▸ TASK STATEMENT
Only lines with the string "time" matter here; gather them from the material below.

Dataset items:
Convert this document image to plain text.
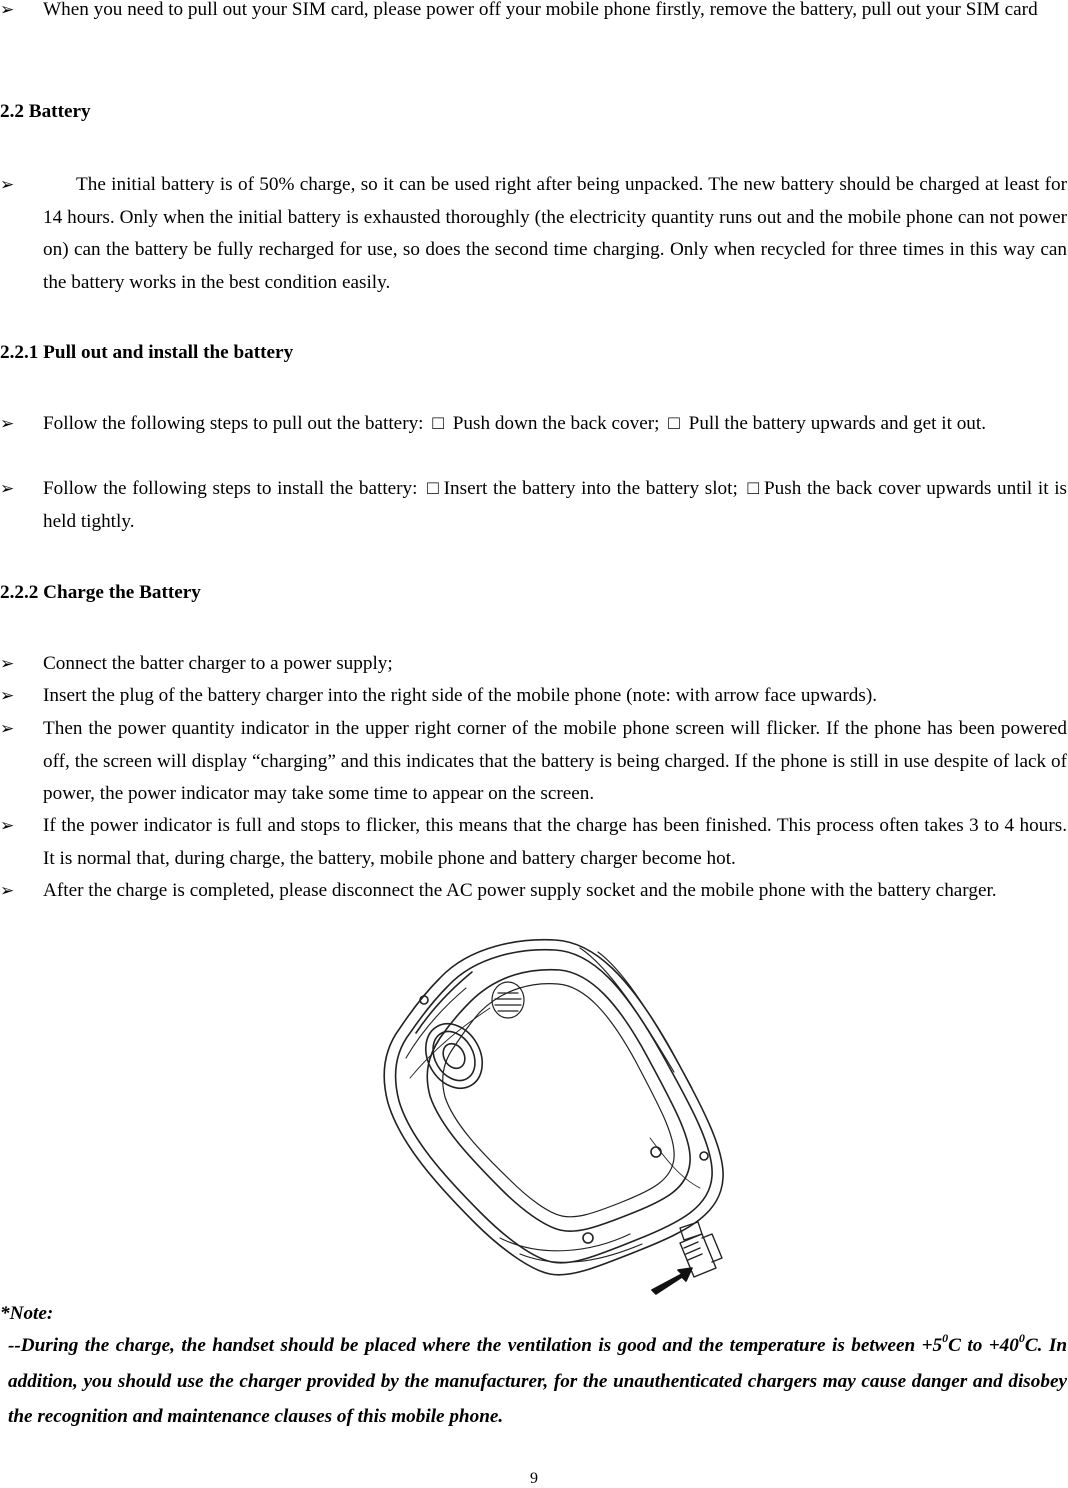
➢ When you need to pull out your SIM card, please power off your mobile phone firstly, remove the battery, pull out your SIM card
2.2 Battery
➢	The initial battery is of 50% charge, so it can be used right after being unpacked. The new battery should be charged at least for 14 hours. Only when the initial battery is exhausted thoroughly (the electricity quantity runs out and the mobile phone can not power on) can the battery be fully recharged for use, so does the second time charging. Only when recycled for three times in this way can the battery works in the best condition easily.
2.2.1 Pull out and install the battery
➢ Follow the following steps to pull out the battery: □ Push down the back cover; □ Pull the battery upwards and get it out.
➢ Follow the following steps to install the battery: □ Insert the battery into the battery slot; □ Push the back cover upwards until it is held tightly.
2.2.2 Charge the Battery
➢ Connect the batter charger to a power supply;
➢ Insert the plug of the battery charger into the right side of the mobile phone (note: with arrow face upwards).
➢ Then the power quantity indicator in the upper right corner of the mobile phone screen will flicker. If the phone has been powered off, the screen will display “charging” and this indicates that the battery is being charged. If the phone is still in use despite of lack of power, the power indicator may take some time to appear on the screen.
➢ If the power indicator is full and stops to flicker, this means that the charge has been finished. This process often takes 3 to 4 hours. It is normal that, during charge, the battery, mobile phone and battery charger become hot.
➢ After the charge is completed, please disconnect the AC power supply socket and the mobile phone with the battery charger.
*Note:
--During the charge, the handset should be placed where the ventilation is good and the temperature is between $+5^0C$ to $+40^0C$. In addition, you should use the charger provided by the manufacturer, for the unauthenticated chargers may cause danger and disobey the recognition and maintenance clauses of this mobile phone.
9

▸ EXERCISE ANSWER
➢	The initial battery is of 50% charge, so it can be used right after being unpacked. The new battery should be charged at least for 14 hours. Only when the initial battery is exhausted thoroughly (the electricity quantity runs out and the mobile phone can not power on) can the battery be fully recharged for use, so does the second time charging. Only when recycled for three times in this way can the battery works in the best condition easily.
➢ Then the power quantity indicator in the upper right corner of the mobile phone screen will flicker. If the phone has been powered off, the screen will display “charging” and this indicates that the battery is being charged. If the phone is still in use despite of lack of power, the power indicator may take some time to appear on the screen.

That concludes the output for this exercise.